══ Stored rows

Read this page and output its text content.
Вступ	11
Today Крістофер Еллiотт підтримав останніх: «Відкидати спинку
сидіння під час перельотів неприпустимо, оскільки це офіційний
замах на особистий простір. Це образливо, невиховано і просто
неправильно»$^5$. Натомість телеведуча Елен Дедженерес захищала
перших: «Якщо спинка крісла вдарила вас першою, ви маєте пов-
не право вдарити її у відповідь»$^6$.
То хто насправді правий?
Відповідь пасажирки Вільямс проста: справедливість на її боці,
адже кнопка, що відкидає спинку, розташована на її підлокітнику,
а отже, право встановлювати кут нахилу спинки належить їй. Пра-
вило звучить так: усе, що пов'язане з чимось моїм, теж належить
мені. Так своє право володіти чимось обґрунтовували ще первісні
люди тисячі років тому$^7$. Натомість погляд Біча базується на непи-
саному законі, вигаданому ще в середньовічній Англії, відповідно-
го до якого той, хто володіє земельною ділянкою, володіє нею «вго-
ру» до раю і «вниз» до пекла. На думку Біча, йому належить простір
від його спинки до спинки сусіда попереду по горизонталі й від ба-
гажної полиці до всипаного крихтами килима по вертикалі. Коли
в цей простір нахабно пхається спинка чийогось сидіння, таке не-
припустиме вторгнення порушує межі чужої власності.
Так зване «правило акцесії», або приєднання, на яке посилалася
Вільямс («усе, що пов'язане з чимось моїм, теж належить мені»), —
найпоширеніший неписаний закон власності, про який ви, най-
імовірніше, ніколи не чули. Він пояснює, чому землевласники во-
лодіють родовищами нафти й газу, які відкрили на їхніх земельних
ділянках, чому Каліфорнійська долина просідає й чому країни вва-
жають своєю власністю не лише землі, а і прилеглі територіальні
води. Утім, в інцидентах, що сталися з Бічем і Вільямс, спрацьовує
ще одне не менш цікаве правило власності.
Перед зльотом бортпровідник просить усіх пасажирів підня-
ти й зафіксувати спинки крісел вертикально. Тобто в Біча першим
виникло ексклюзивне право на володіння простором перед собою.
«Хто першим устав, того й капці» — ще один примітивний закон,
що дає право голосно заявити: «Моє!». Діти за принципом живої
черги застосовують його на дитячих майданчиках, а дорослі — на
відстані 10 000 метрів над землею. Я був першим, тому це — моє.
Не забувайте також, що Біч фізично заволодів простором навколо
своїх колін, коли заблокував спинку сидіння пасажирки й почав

════

Your task » The records above are to be copied in full, exactly as written.

Solution for this problem »
Read this page and output its text content.
Вступ	11
Today Крістофер Еллiотт підтримав останніх: «Відкидати спинку
сидіння під час перельотів неприпустимо, оскільки це офіційний
замах на особистий простір. Це образливо, невиховано і просто
неправильно»$^5$. Натомість телеведуча Елен Дедженерес захищала
перших: «Якщо спинка крісла вдарила вас першою, ви маєте пов-
не право вдарити її у відповідь»$^6$.
То хто насправді правий?
Відповідь пасажирки Вільямс проста: справедливість на її боці,
адже кнопка, що відкидає спинку, розташована на її підлокітнику,
а отже, право встановлювати кут нахилу спинки належить їй. Пра-
вило звучить так: усе, що пов'язане з чимось моїм, теж належить
мені. Так своє право володіти чимось обґрунтовували ще первісні
люди тисячі років тому$^7$. Натомість погляд Біча базується на непи-
саному законі, вигаданому ще в середньовічній Англії, відповідно-
го до якого той, хто володіє земельною ділянкою, володіє нею «вго-
ру» до раю і «вниз» до пекла. На думку Біча, йому належить простір
від його спинки до спинки сусіда попереду по горизонталі й від ба-
гажної полиці до всипаного крихтами килима по вертикалі. Коли
в цей простір нахабно пхається спинка чийогось сидіння, таке не-
припустиме вторгнення порушує межі чужої власності.
Так зване «правило акцесії», або приєднання, на яке посилалася
Вільямс («усе, що пов'язане з чимось моїм, теж належить мені»), —
найпоширеніший неписаний закон власності, про який ви, най-
імовірніше, ніколи не чули. Він пояснює, чому землевласники во-
лодіють родовищами нафти й газу, які відкрили на їхніх земельних
ділянках, чому Каліфорнійська долина просідає й чому країни вва-
жають своєю власністю не лише землі, а і прилеглі територіальні
води. Утім, в інцидентах, що сталися з Бічем і Вільямс, спрацьовує
ще одне не менш цікаве правило власності.
Перед зльотом бортпровідник просить усіх пасажирів підня-
ти й зафіксувати спинки крісел вертикально. Тобто в Біча першим
виникло ексклюзивне право на володіння простором перед собою.
«Хто першим устав, того й капці» — ще один примітивний закон,
що дає право голосно заявити: «Моє!». Діти за принципом живої
черги застосовують його на дитячих майданчиках, а дорослі — на
відстані 10 000 метрів над землею. Я був першим, тому це — моє.
Не забувайте також, що Біч фізично заволодів простором навколо
своїх колін, коли заблокував спинку сидіння пасажирки й почав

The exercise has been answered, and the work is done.